**Exercise directions**
Pull every line with the word "Reads" out of the entries below.

Start of Records

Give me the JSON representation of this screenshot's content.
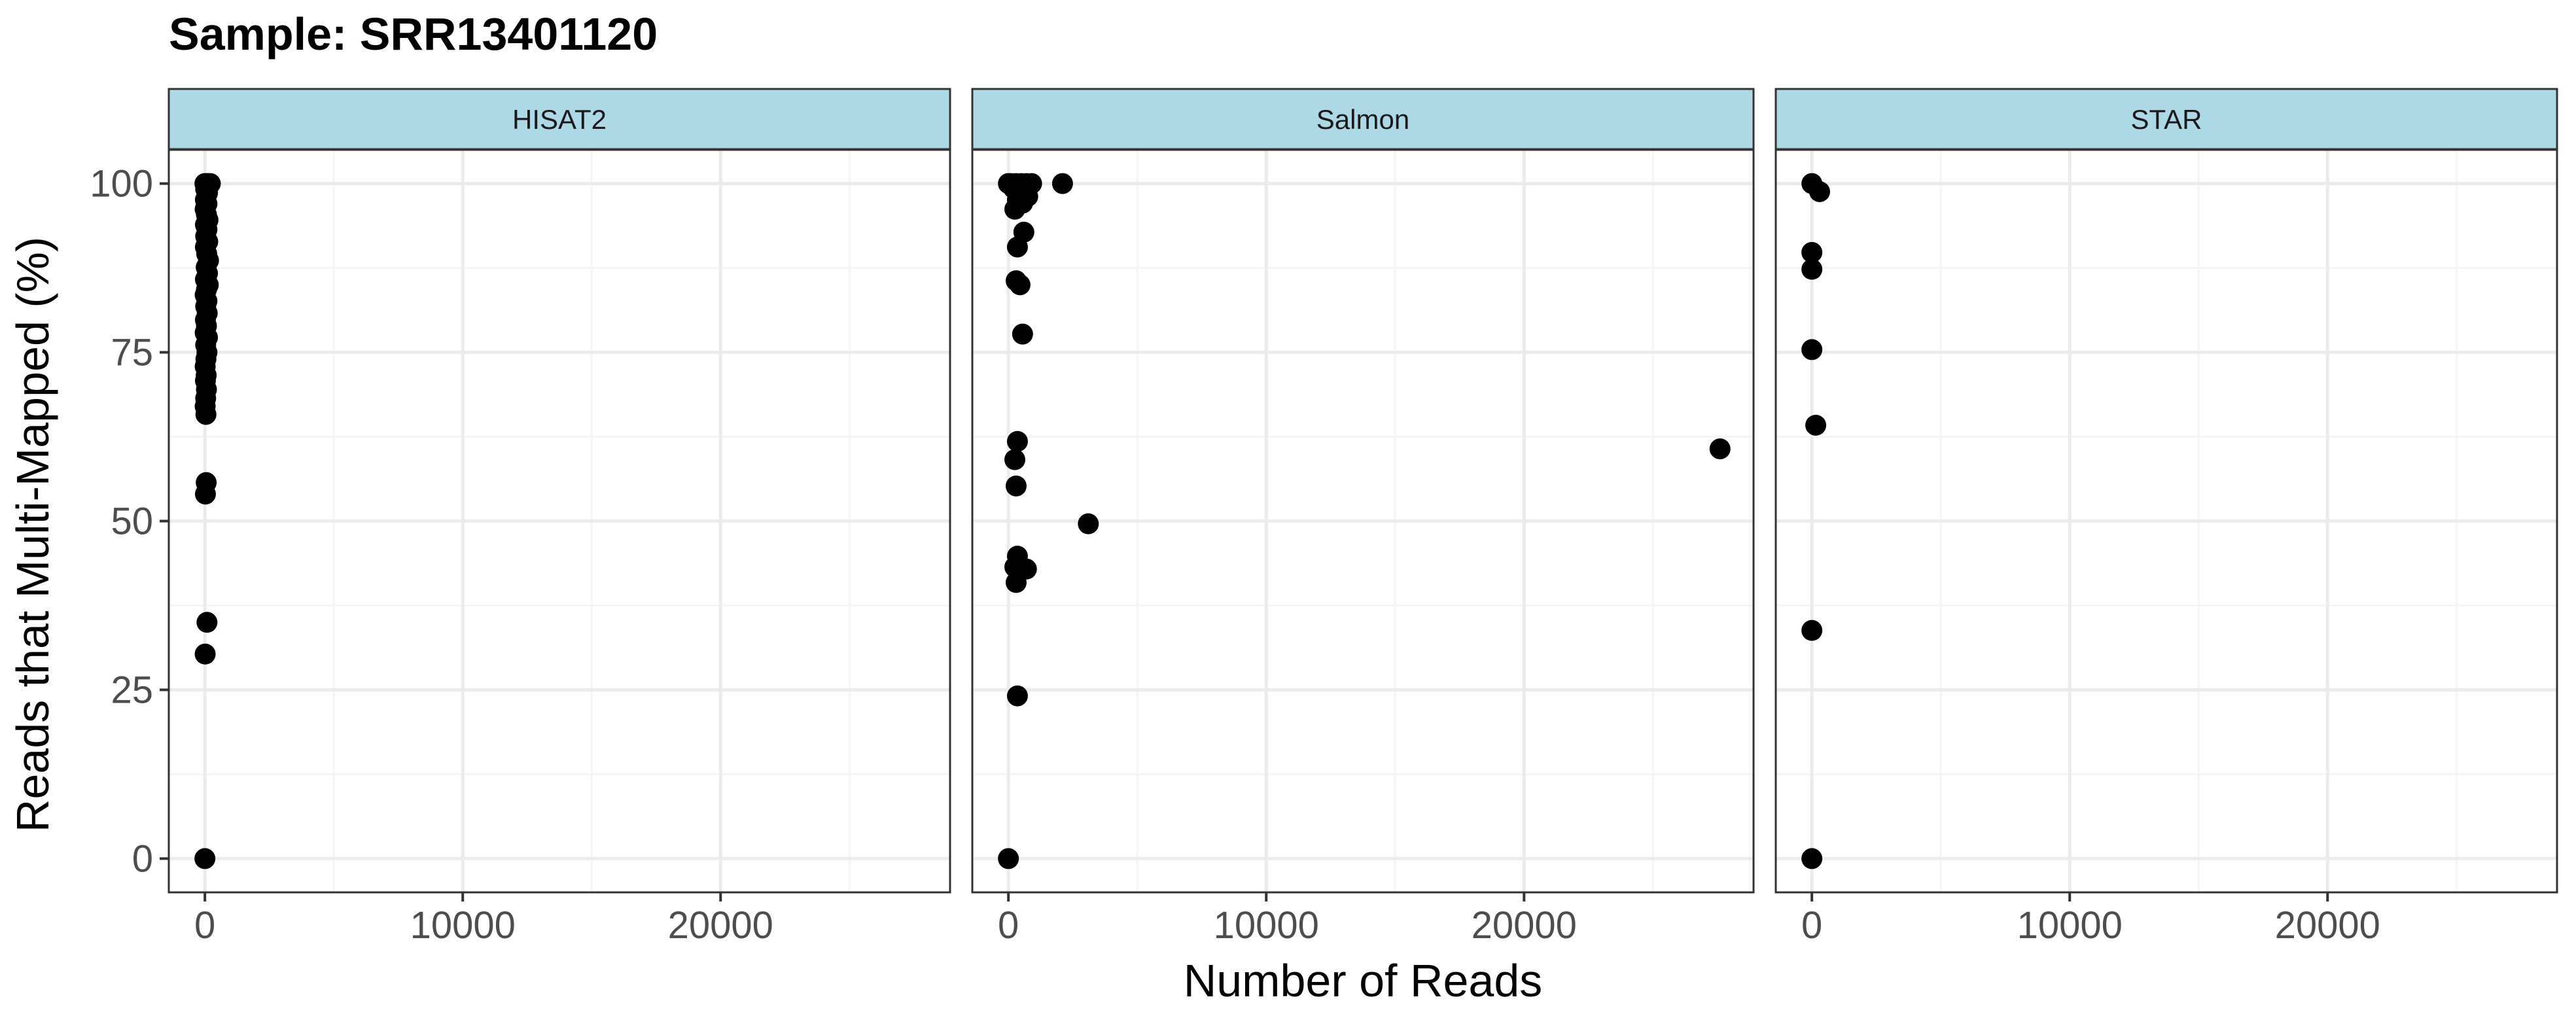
{
  "chart_data": {
    "type": "scatter",
    "title": "Sample: SRR13401120",
    "xlabel": "Number of Reads",
    "ylabel": "Reads that Multi-Mapped (%)",
    "xlim": [
      -1400,
      28900
    ],
    "ylim": [
      -5,
      105
    ],
    "x_ticks": [
      0,
      10000,
      20000
    ],
    "x_tick_labels": [
      "0",
      "10000",
      "20000"
    ],
    "y_ticks": [
      0,
      25,
      50,
      75,
      100
    ],
    "y_tick_labels": [
      "0",
      "25",
      "50",
      "75",
      "100"
    ],
    "grid": true,
    "legend": "none",
    "colors": {
      "point": "#000000",
      "strip_fill": "#add8e6",
      "panel_border": "#333333",
      "grid_major": "#ebebeb",
      "grid_minor": "#f5f5f5"
    },
    "facets": [
      {
        "label": "HISAT2",
        "points": [
          [
            0,
            100
          ],
          [
            60,
            100
          ],
          [
            140,
            100
          ],
          [
            210,
            100
          ],
          [
            30,
            99.2
          ],
          [
            100,
            98.6
          ],
          [
            20,
            97.6
          ],
          [
            80,
            97.0
          ],
          [
            10,
            96.2
          ],
          [
            60,
            95.4
          ],
          [
            120,
            94.6
          ],
          [
            20,
            93.9
          ],
          [
            80,
            93.2
          ],
          [
            30,
            92.2
          ],
          [
            110,
            91.4
          ],
          [
            20,
            90.6
          ],
          [
            70,
            89.6
          ],
          [
            140,
            88.6
          ],
          [
            50,
            87.6
          ],
          [
            100,
            86.7
          ],
          [
            20,
            85.8
          ],
          [
            130,
            85.0
          ],
          [
            60,
            84.3
          ],
          [
            10,
            83.5
          ],
          [
            80,
            82.6
          ],
          [
            30,
            81.8
          ],
          [
            90,
            80.8
          ],
          [
            20,
            79.8
          ],
          [
            60,
            78.9
          ],
          [
            10,
            77.9
          ],
          [
            100,
            77.2
          ],
          [
            30,
            76.1
          ],
          [
            80,
            75.0
          ],
          [
            40,
            74.0
          ],
          [
            10,
            72.9
          ],
          [
            50,
            71.6
          ],
          [
            20,
            70.8
          ],
          [
            60,
            69.5
          ],
          [
            30,
            68.2
          ],
          [
            10,
            67.0
          ],
          [
            40,
            65.8
          ],
          [
            50,
            55.7
          ],
          [
            20,
            54.0
          ],
          [
            80,
            35.0
          ],
          [
            10,
            30.3
          ],
          [
            0,
            0
          ]
        ]
      },
      {
        "label": "Salmon",
        "points": [
          [
            0,
            100
          ],
          [
            100,
            100
          ],
          [
            300,
            100
          ],
          [
            500,
            100
          ],
          [
            700,
            100
          ],
          [
            900,
            100
          ],
          [
            2100,
            100
          ],
          [
            200,
            99.3
          ],
          [
            450,
            98.7
          ],
          [
            750,
            98.1
          ],
          [
            350,
            97.6
          ],
          [
            550,
            97.1
          ],
          [
            250,
            96.2
          ],
          [
            600,
            92.8
          ],
          [
            350,
            90.6
          ],
          [
            300,
            85.6
          ],
          [
            450,
            85.0
          ],
          [
            550,
            77.7
          ],
          [
            350,
            61.8
          ],
          [
            250,
            59.1
          ],
          [
            3100,
            49.6
          ],
          [
            300,
            55.2
          ],
          [
            350,
            44.8
          ],
          [
            250,
            43.2
          ],
          [
            450,
            42.6
          ],
          [
            700,
            42.9
          ],
          [
            300,
            40.9
          ],
          [
            350,
            24.1
          ],
          [
            0,
            0
          ],
          [
            27600,
            60.7
          ]
        ]
      },
      {
        "label": "STAR",
        "points": [
          [
            0,
            100
          ],
          [
            300,
            98.8
          ],
          [
            0,
            89.8
          ],
          [
            0,
            87.3
          ],
          [
            0,
            75.4
          ],
          [
            150,
            64.2
          ],
          [
            0,
            33.8
          ],
          [
            0,
            0
          ]
        ]
      }
    ]
  }
}
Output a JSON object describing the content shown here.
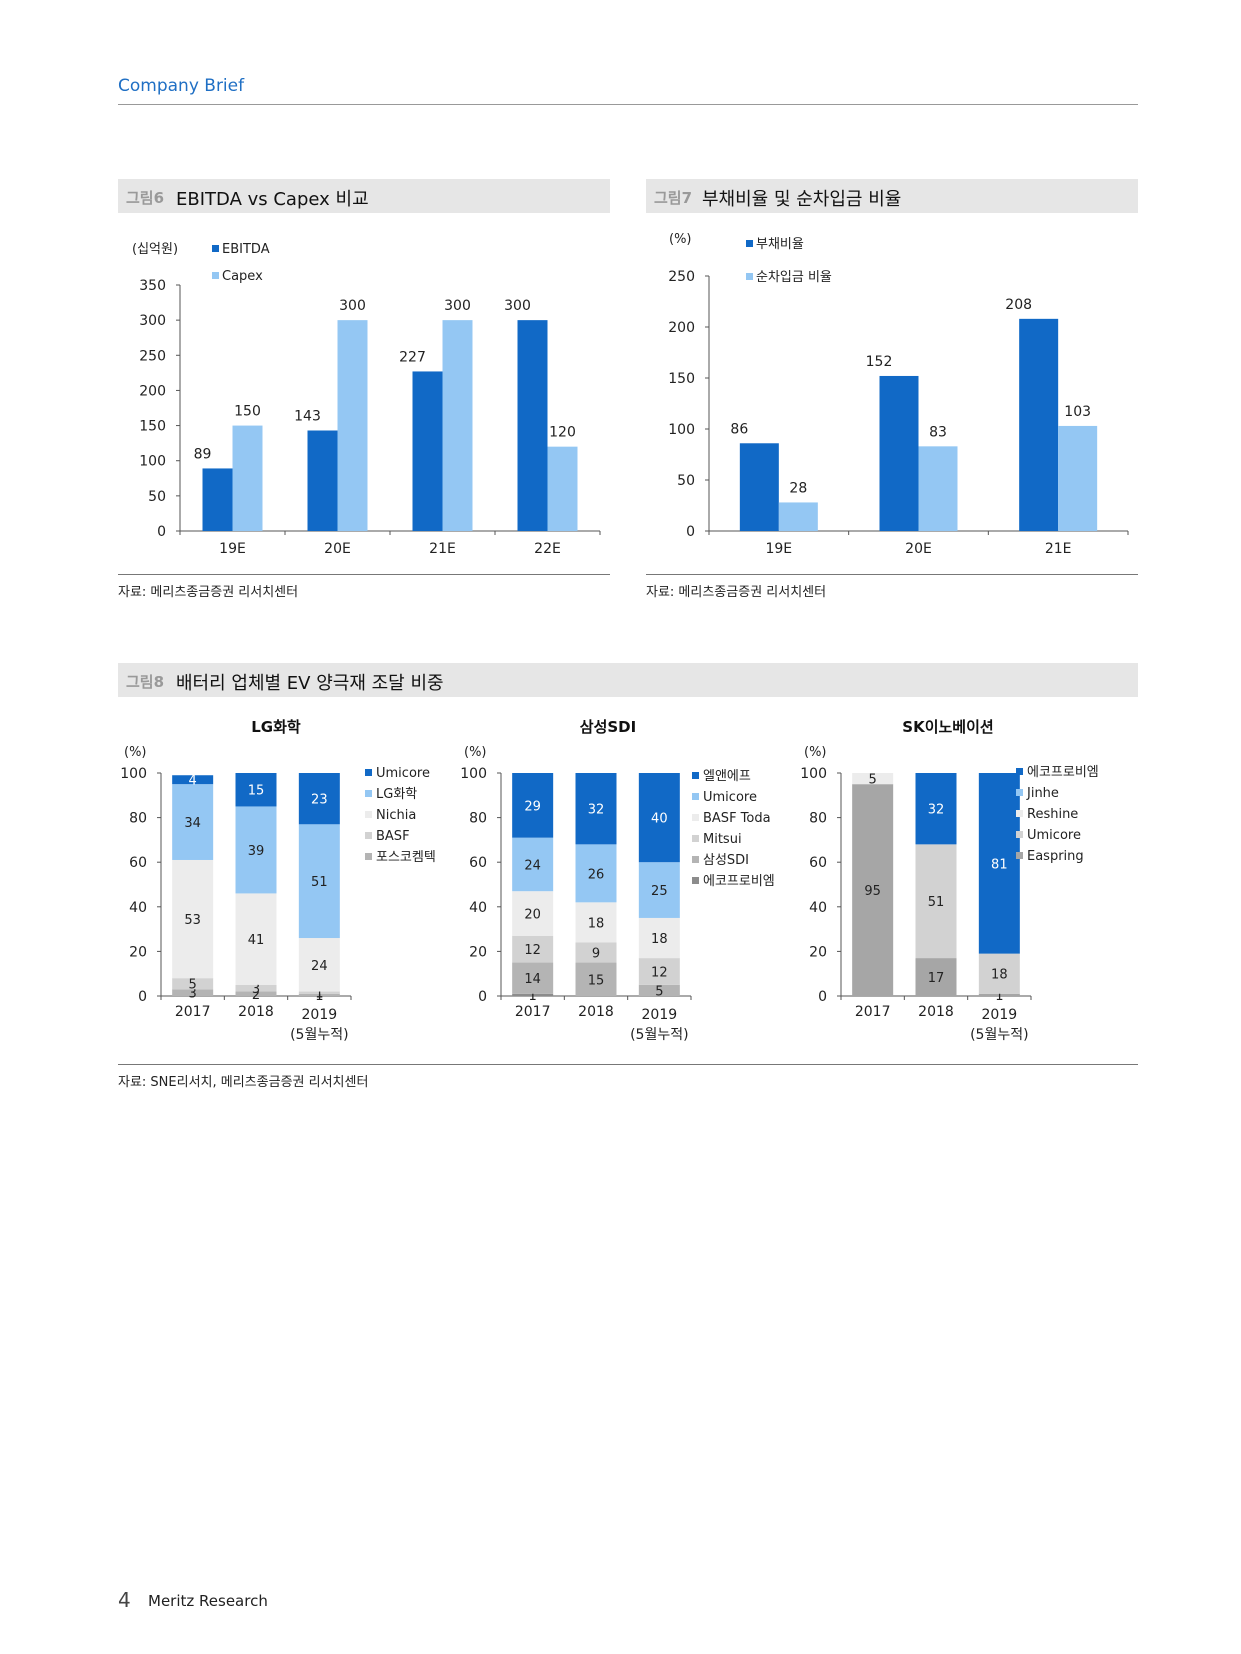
{
  "header": {
    "title": "Company Brief"
  },
  "footer": {
    "page": "4",
    "brand": "Meritz Research"
  },
  "colors": {
    "dark_blue": "#1169c6",
    "light_blue": "#94c7f3",
    "very_light": "#ececec",
    "light_gray": "#d2d2d2",
    "mid_gray": "#b4b4b4",
    "dark_gray": "#8c8c8c",
    "gray_95": "#a6a6a6"
  },
  "fig6": {
    "num": "그림6",
    "title": "EBITDA vs Capex 비교",
    "source": "자료: 메리츠종금증권 리서치센터"
  },
  "fig7": {
    "num": "그림7",
    "title": "부채비율 및 순차입금 비율",
    "source": "자료: 메리츠종금증권 리서치센터"
  },
  "fig8": {
    "num": "그림8",
    "title": "배터리 업체별 EV 양극재 조달 비중",
    "source": "자료: SNE리서치, 메리츠종금증권 리서치센터"
  },
  "chart_data": [
    {
      "id": "fig6",
      "type": "bar",
      "categories": [
        "19E",
        "20E",
        "21E",
        "22E"
      ],
      "series": [
        {
          "name": "EBITDA",
          "values": [
            89,
            143,
            227,
            300
          ],
          "color": "#1169c6"
        },
        {
          "name": "Capex",
          "values": [
            150,
            300,
            300,
            120
          ],
          "color": "#94c7f3"
        }
      ],
      "yunit": "(십억원)",
      "ylim": [
        0,
        350
      ],
      "yticks": [
        0,
        50,
        100,
        150,
        200,
        250,
        300,
        350
      ],
      "legend": "top-left"
    },
    {
      "id": "fig7",
      "type": "bar",
      "categories": [
        "19E",
        "20E",
        "21E"
      ],
      "series": [
        {
          "name": "부채비율",
          "values": [
            86,
            152,
            208
          ],
          "color": "#1169c6"
        },
        {
          "name": "순차입금 비율",
          "values": [
            28,
            83,
            103
          ],
          "color": "#94c7f3"
        }
      ],
      "yunit": "(%)",
      "ylim": [
        0,
        250
      ],
      "yticks": [
        0,
        50,
        100,
        150,
        200,
        250
      ],
      "legend": "top-left"
    },
    {
      "id": "lg",
      "type": "bar",
      "stacked": true,
      "title": "LG화학",
      "yunit": "(%)",
      "ylim": [
        0,
        100
      ],
      "yticks": [
        0,
        20,
        40,
        60,
        80,
        100
      ],
      "categories": [
        "2017",
        "2018",
        "2019"
      ],
      "category_sub": [
        "",
        "",
        "(5월누적)"
      ],
      "series": [
        {
          "name": "Umicore",
          "values": [
            4,
            15,
            23
          ],
          "color": "#1169c6"
        },
        {
          "name": "LG화학",
          "values": [
            34,
            39,
            51
          ],
          "color": "#94c7f3"
        },
        {
          "name": "Nichia",
          "values": [
            53,
            41,
            24
          ],
          "color": "#ececec"
        },
        {
          "name": "BASF",
          "values": [
            5,
            3,
            1
          ],
          "color": "#d2d2d2"
        },
        {
          "name": "포스코켐텍",
          "values": [
            3,
            2,
            1
          ],
          "color": "#b4b4b4"
        }
      ]
    },
    {
      "id": "sdi",
      "type": "bar",
      "stacked": true,
      "title": "삼성SDI",
      "yunit": "(%)",
      "ylim": [
        0,
        100
      ],
      "yticks": [
        0,
        20,
        40,
        60,
        80,
        100
      ],
      "categories": [
        "2017",
        "2018",
        "2019"
      ],
      "category_sub": [
        "",
        "",
        "(5월누적)"
      ],
      "series": [
        {
          "name": "엘앤에프",
          "values": [
            29,
            32,
            40
          ],
          "color": "#1169c6"
        },
        {
          "name": "Umicore",
          "values": [
            24,
            26,
            25
          ],
          "color": "#94c7f3"
        },
        {
          "name": "BASF Toda",
          "values": [
            20,
            18,
            18
          ],
          "color": "#ececec"
        },
        {
          "name": "Mitsui",
          "values": [
            12,
            9,
            12
          ],
          "color": "#d2d2d2"
        },
        {
          "name": "삼성SDI",
          "values": [
            14,
            15,
            5
          ],
          "color": "#b4b4b4"
        },
        {
          "name": "에코프로비엠",
          "values": [
            1,
            null,
            null
          ],
          "color": "#8c8c8c"
        }
      ]
    },
    {
      "id": "sk",
      "type": "bar",
      "stacked": true,
      "title": "SK이노베이션",
      "yunit": "(%)",
      "ylim": [
        0,
        100
      ],
      "yticks": [
        0,
        20,
        40,
        60,
        80,
        100
      ],
      "categories": [
        "2017",
        "2018",
        "2019"
      ],
      "category_sub": [
        "",
        "",
        "(5월누적)"
      ],
      "series": [
        {
          "name": "에코프로비엠",
          "values": [
            null,
            32,
            81
          ],
          "color": "#1169c6"
        },
        {
          "name": "Jinhe",
          "values": [
            null,
            null,
            null
          ],
          "color": "#94c7f3"
        },
        {
          "name": "Reshine",
          "values": [
            5,
            null,
            null
          ],
          "color": "#ececec"
        },
        {
          "name": "Umicore",
          "values": [
            null,
            51,
            18
          ],
          "color": "#d2d2d2"
        },
        {
          "name": "Easpring",
          "values": [
            95,
            17,
            1
          ],
          "color": "#a6a6a6"
        }
      ]
    }
  ]
}
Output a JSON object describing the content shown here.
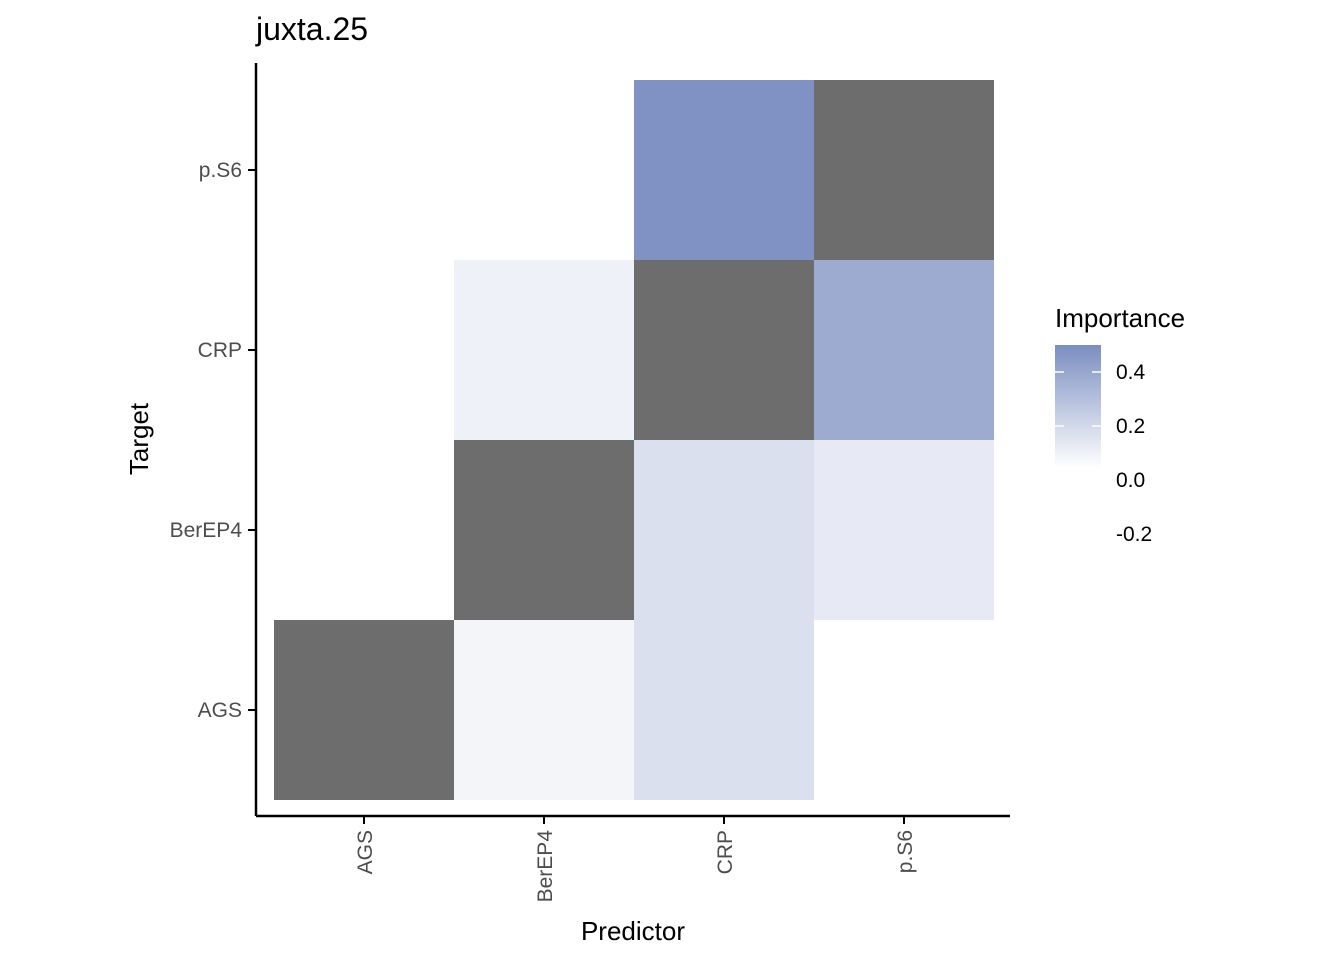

End of Records

**Task answer**
    "xlabel": "Number of Reads",
    "ylabel": "Reads that Multi-Mapped (%)",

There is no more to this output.